Can you write out the stretch of rows from the start through the one containing "data-point xyxy=(79,113,86,120)" again, with "data-point" changed to "marker" and nothing else altered?

### [Materials provided]

## begin

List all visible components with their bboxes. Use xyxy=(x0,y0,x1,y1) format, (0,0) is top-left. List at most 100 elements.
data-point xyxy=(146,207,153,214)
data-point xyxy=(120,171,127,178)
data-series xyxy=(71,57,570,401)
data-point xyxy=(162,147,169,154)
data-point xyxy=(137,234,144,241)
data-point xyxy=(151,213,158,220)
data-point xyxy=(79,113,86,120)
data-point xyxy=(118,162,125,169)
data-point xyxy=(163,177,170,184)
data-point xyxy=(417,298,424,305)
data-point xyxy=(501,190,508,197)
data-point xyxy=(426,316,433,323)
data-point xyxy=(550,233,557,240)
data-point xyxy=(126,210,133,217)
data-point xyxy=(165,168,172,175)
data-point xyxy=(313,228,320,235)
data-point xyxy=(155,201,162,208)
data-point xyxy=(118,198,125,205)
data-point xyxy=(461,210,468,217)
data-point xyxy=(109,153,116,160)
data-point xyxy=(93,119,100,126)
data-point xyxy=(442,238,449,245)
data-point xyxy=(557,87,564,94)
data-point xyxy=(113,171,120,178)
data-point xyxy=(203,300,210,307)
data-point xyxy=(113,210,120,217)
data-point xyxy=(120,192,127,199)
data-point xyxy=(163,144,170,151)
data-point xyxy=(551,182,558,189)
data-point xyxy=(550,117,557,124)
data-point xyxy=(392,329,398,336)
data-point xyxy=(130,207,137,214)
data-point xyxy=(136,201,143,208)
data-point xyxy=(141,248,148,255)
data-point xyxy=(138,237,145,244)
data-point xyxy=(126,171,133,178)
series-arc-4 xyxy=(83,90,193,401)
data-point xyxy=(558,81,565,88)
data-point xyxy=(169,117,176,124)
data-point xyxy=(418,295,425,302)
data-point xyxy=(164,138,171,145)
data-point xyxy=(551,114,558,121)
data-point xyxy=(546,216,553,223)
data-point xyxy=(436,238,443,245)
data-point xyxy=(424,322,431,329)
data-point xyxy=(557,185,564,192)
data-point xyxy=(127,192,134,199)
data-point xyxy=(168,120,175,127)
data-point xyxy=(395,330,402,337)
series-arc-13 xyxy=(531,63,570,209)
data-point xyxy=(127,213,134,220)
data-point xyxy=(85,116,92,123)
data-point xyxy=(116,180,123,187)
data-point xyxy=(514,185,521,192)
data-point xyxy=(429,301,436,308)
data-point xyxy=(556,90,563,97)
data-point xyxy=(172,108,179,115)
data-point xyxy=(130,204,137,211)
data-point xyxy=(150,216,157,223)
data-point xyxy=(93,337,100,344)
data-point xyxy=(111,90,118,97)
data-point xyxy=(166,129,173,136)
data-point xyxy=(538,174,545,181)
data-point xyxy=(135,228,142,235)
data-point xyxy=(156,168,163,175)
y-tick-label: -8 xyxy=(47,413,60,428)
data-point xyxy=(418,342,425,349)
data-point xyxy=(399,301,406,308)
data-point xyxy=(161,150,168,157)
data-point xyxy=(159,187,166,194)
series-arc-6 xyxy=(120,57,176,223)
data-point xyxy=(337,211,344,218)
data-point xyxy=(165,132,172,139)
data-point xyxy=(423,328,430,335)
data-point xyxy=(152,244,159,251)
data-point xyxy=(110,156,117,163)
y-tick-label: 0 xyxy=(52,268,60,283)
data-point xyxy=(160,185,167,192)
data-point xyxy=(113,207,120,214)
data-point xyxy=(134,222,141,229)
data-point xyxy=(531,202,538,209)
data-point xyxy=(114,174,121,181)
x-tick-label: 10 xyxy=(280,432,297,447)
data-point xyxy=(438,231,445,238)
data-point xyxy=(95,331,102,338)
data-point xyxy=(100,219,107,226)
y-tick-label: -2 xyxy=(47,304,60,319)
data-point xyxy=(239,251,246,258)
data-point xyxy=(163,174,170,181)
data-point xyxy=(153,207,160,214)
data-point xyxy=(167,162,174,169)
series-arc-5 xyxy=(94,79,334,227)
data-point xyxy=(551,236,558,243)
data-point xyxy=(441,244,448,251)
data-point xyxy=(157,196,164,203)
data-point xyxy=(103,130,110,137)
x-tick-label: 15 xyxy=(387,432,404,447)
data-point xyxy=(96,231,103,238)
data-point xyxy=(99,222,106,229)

## end

### [Reply to the task]
List all visible components with their bboxes. Use xyxy=(x0,y0,x1,y1) format, (0,0) is top-left. List at most 100 elements.
marker xyxy=(146,207,153,214)
marker xyxy=(120,171,127,178)
data-series xyxy=(71,57,570,401)
marker xyxy=(162,147,169,154)
marker xyxy=(137,234,144,241)
marker xyxy=(151,213,158,220)
marker xyxy=(79,113,86,120)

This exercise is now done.